» **WHAT TO PRODUCE**
Where a line of the material contains the string "должно", copy that line.

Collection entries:
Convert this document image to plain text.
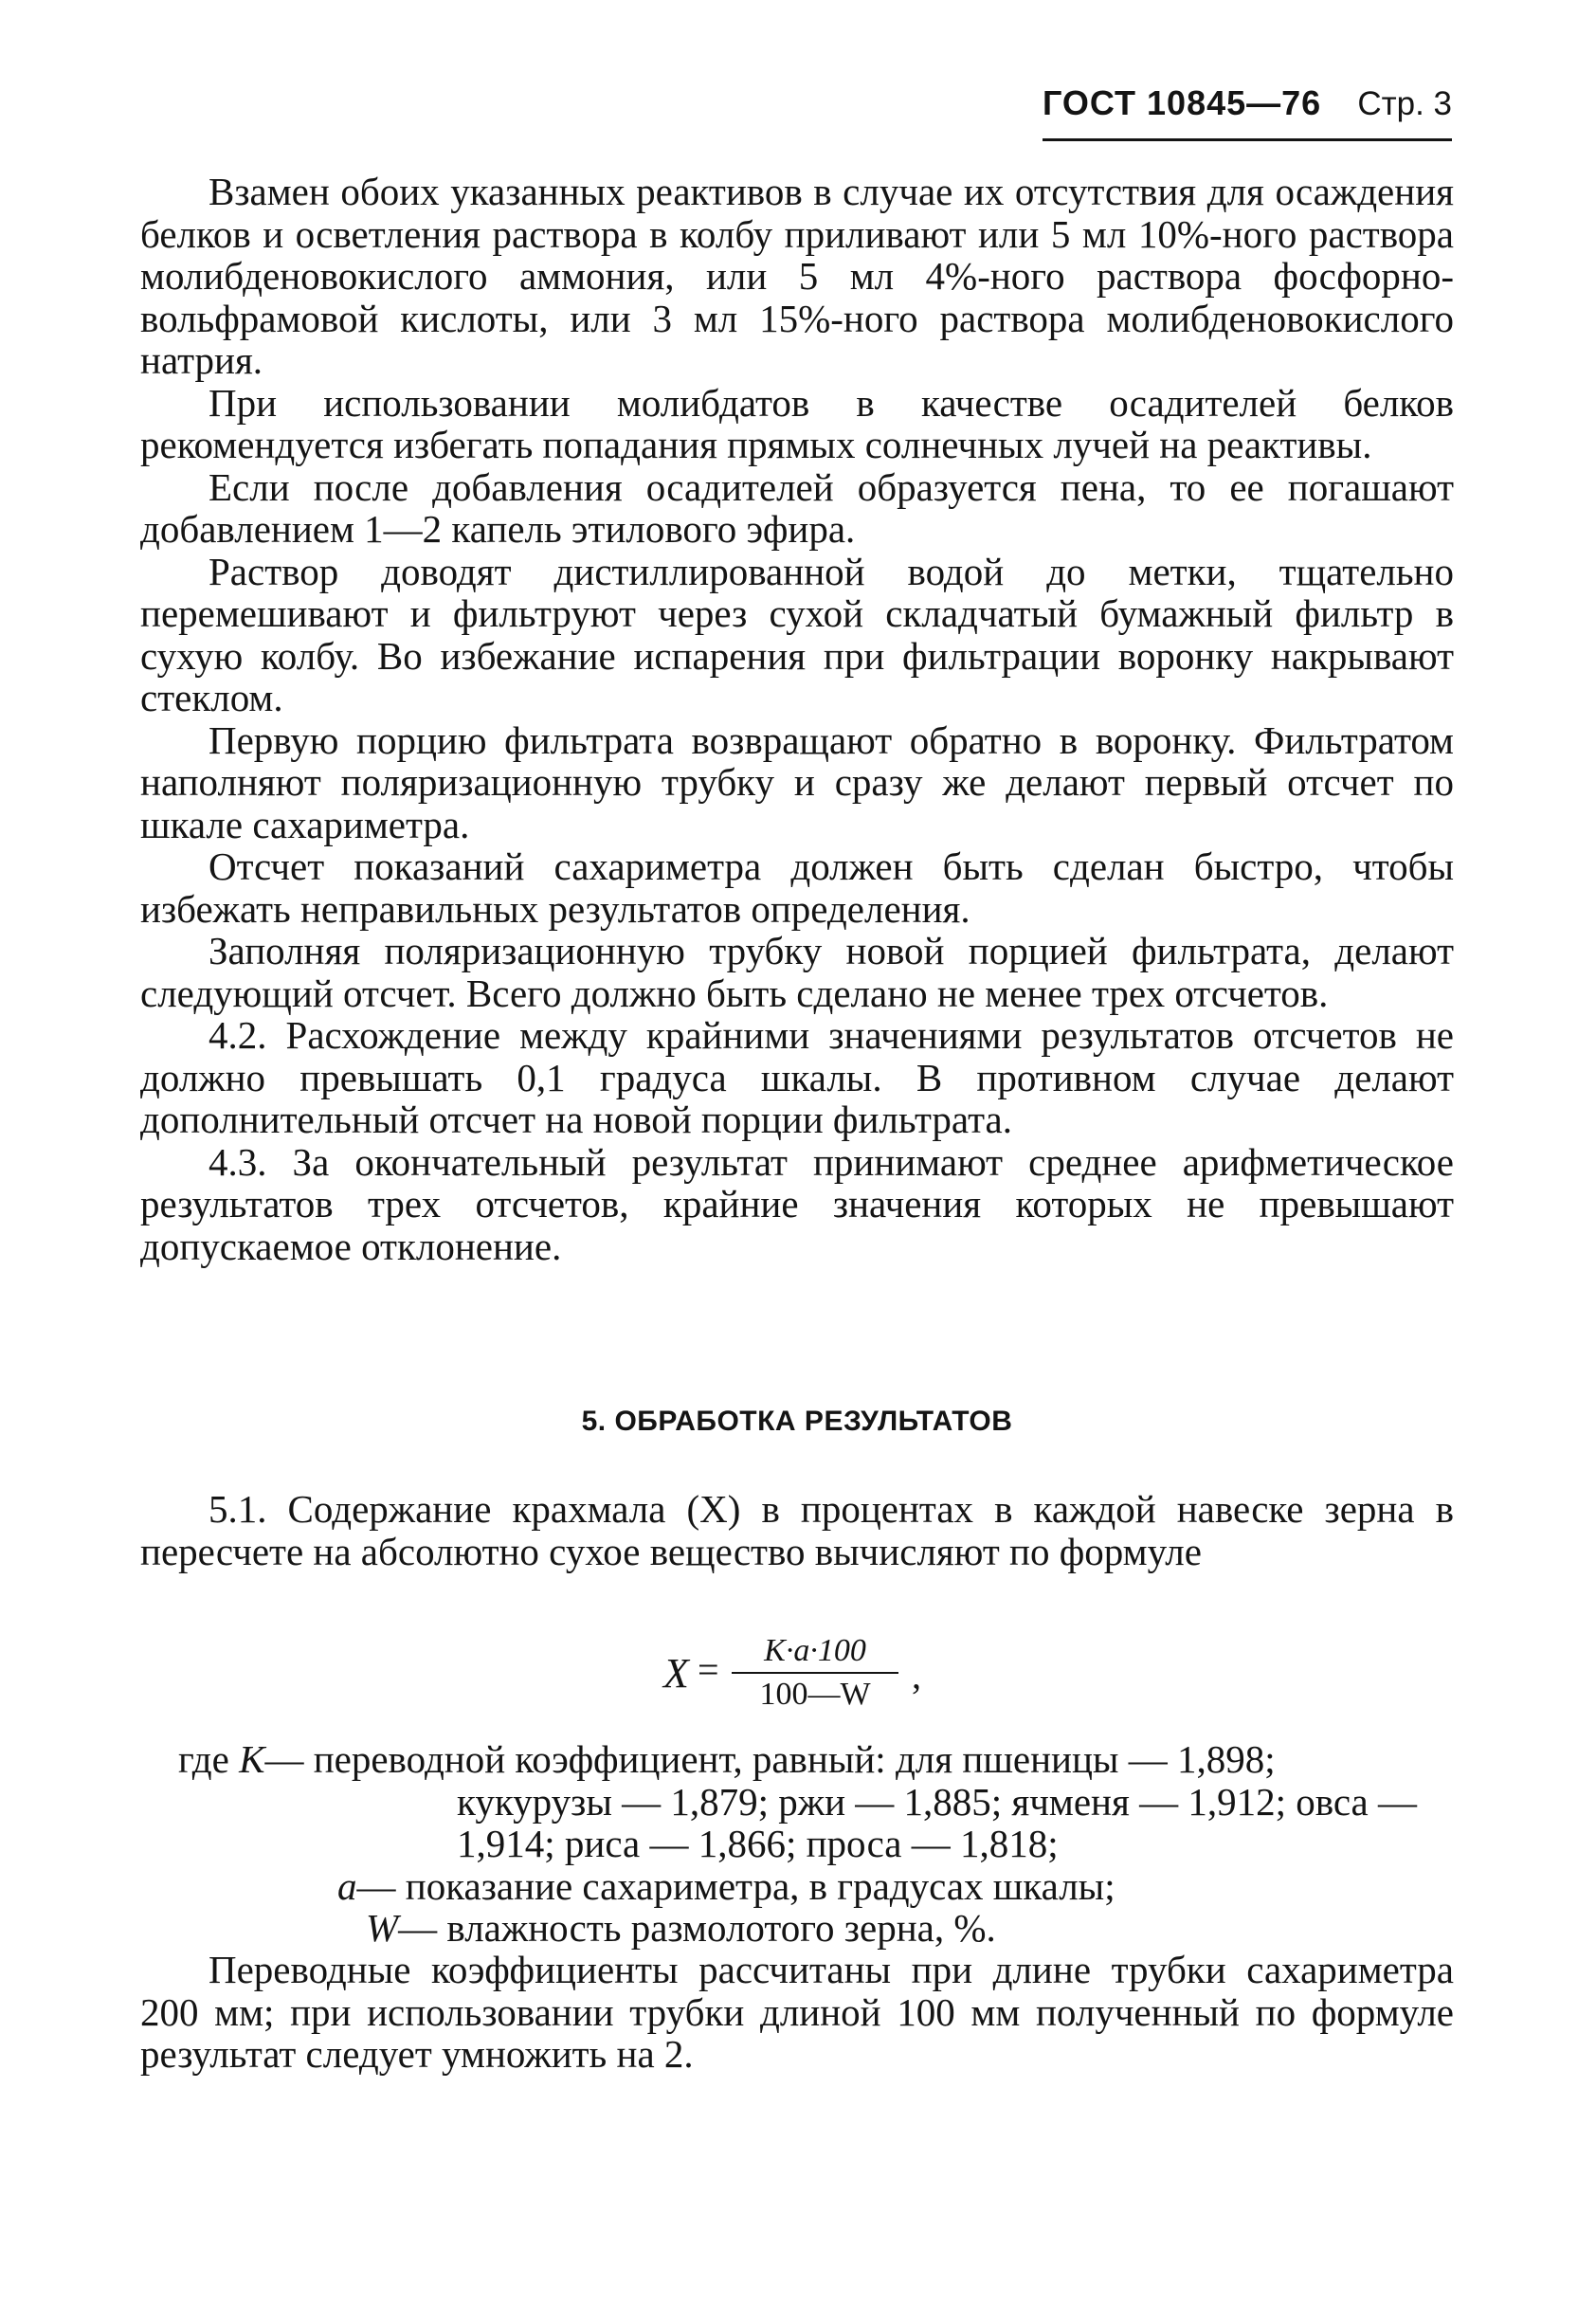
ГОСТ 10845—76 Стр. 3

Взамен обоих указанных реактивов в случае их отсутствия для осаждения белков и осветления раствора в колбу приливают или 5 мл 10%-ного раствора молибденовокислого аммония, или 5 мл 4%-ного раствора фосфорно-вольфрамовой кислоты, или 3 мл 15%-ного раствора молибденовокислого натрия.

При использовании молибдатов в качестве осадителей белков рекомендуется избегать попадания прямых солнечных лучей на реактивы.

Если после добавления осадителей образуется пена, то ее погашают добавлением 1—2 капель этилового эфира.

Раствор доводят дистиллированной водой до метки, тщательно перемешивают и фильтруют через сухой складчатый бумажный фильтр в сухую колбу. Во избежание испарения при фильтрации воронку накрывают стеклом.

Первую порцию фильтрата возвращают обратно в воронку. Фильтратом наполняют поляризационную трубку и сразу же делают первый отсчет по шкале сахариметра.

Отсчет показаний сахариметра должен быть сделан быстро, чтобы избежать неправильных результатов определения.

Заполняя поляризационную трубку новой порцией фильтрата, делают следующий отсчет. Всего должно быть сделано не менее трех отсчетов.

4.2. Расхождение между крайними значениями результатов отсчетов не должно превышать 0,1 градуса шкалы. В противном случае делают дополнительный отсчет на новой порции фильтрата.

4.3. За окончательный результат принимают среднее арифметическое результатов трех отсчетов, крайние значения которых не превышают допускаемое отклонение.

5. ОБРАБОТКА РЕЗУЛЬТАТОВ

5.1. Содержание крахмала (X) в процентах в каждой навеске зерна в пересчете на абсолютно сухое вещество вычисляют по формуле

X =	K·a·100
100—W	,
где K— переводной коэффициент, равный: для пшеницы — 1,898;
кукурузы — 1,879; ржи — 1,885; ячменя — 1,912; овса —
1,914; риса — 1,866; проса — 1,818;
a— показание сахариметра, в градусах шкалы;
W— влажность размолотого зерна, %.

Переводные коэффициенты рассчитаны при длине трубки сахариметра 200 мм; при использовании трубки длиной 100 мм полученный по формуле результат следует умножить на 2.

» **RESPONSE TO THE TASK**
Заполняя поляризационную трубку новой порцией фильтрата, делают следующий отсчет. Всего должно быть сделано не менее трех отсчетов.
4.2. Расхождение между крайними значениями результатов отсчетов не должно превышать 0,1 градуса шкалы. В противном случае делают дополнительный отсчет на новой порции фильтрата.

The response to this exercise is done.